ACTIVITY
Copy the entries character for character.

─── INFORMATION PROVIDED

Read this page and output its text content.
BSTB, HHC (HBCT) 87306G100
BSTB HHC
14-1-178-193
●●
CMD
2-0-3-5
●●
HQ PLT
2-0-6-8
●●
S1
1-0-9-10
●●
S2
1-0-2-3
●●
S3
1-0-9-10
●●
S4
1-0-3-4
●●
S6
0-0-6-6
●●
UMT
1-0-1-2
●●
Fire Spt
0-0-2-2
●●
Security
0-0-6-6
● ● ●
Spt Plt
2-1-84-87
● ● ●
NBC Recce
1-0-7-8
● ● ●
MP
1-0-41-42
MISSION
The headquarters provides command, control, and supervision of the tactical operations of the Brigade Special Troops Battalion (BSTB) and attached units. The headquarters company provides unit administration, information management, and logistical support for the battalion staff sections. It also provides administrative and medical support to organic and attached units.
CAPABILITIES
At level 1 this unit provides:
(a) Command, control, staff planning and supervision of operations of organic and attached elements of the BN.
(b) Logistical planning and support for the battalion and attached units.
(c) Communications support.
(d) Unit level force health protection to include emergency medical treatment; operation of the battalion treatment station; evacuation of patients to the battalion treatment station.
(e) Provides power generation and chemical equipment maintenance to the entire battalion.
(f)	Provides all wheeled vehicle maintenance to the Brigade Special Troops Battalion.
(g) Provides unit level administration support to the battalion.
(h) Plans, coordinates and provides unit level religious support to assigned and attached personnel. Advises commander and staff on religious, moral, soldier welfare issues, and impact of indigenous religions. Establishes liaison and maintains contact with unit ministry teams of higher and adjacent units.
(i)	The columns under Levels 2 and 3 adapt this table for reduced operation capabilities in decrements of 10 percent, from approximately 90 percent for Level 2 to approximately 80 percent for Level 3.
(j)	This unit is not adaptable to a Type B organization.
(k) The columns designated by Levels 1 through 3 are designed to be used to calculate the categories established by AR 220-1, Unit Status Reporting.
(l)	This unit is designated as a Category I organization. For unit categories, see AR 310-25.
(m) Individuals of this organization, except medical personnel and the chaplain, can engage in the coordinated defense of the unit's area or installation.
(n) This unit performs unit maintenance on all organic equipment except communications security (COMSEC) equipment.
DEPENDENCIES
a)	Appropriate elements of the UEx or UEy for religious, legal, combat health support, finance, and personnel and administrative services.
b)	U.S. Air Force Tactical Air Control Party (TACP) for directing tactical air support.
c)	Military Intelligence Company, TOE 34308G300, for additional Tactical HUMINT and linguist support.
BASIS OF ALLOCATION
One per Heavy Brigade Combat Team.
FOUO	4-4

──────

REPLY
Read this page and output its text content.
BSTB, HHC (HBCT) 87306G100
BSTB HHC
14-1-178-193
●●
CMD
2-0-3-5
●●
HQ PLT
2-0-6-8
●●
S1
1-0-9-10
●●
S2
1-0-2-3
●●
S3
1-0-9-10
●●
S4
1-0-3-4
●●
S6
0-0-6-6
●●
UMT
1-0-1-2
●●
Fire Spt
0-0-2-2
●●
Security
0-0-6-6
● ● ●
Spt Plt
2-1-84-87
● ● ●
NBC Recce
1-0-7-8
● ● ●
MP
1-0-41-42
MISSION
The headquarters provides command, control, and supervision of the tactical operations of the Brigade Special Troops Battalion (BSTB) and attached units. The headquarters company provides unit administration, information management, and logistical support for the battalion staff sections. It also provides administrative and medical support to organic and attached units.
CAPABILITIES
At level 1 this unit provides:
(a) Command, control, staff planning and supervision of operations of organic and attached elements of the BN.
(b) Logistical planning and support for the battalion and attached units.
(c) Communications support.
(d) Unit level force health protection to include emergency medical treatment; operation of the battalion treatment station; evacuation of patients to the battalion treatment station.
(e) Provides power generation and chemical equipment maintenance to the entire battalion.
(f)	Provides all wheeled vehicle maintenance to the Brigade Special Troops Battalion.
(g) Provides unit level administration support to the battalion.
(h) Plans, coordinates and provides unit level religious support to assigned and attached personnel. Advises commander and staff on religious, moral, soldier welfare issues, and impact of indigenous religions. Establishes liaison and maintains contact with unit ministry teams of higher and adjacent units.
(i)	The columns under Levels 2 and 3 adapt this table for reduced operation capabilities in decrements of 10 percent, from approximately 90 percent for Level 2 to approximately 80 percent for Level 3.
(j)	This unit is not adaptable to a Type B organization.
(k) The columns designated by Levels 1 through 3 are designed to be used to calculate the categories established by AR 220-1, Unit Status Reporting.
(l)	This unit is designated as a Category I organization. For unit categories, see AR 310-25.
(m) Individuals of this organization, except medical personnel and the chaplain, can engage in the coordinated defense of the unit's area or installation.
(n) This unit performs unit maintenance on all organic equipment except communications security (COMSEC) equipment.
DEPENDENCIES
a)	Appropriate elements of the UEx or UEy for religious, legal, combat health support, finance, and personnel and administrative services.
b)	U.S. Air Force Tactical Air Control Party (TACP) for directing tactical air support.
c)	Military Intelligence Company, TOE 34308G300, for additional Tactical HUMINT and linguist support.
BASIS OF ALLOCATION
One per Heavy Brigade Combat Team.
FOUO	4-4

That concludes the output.